#### Input:

◆ ◆ ◆ ◆

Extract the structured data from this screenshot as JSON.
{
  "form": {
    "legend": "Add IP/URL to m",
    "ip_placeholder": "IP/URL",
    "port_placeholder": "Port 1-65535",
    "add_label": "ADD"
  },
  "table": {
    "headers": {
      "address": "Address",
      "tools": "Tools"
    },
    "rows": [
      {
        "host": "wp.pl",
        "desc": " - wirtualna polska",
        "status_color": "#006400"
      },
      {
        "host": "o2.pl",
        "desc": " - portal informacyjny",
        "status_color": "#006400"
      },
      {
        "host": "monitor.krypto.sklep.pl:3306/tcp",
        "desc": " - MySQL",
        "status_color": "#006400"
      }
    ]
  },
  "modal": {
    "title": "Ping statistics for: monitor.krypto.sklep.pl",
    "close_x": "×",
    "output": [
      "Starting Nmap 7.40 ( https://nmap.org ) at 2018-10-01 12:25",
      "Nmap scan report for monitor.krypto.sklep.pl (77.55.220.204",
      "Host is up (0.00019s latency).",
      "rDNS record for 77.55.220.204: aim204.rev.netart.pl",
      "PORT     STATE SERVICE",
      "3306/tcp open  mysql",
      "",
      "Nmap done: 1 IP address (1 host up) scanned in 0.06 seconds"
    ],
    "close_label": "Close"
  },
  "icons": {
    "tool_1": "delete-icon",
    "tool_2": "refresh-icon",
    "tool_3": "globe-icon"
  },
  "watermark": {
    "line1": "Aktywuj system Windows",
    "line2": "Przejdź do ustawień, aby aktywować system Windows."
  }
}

◆ ◆ ◆ ◆

#### Written task:
Pick each line holding the word "Windows" out of the listing.

#### Task result:
    "line1": "Aktywuj system Windows",
    "line2": "Przejdź do ustawień, aby aktywować system Windows."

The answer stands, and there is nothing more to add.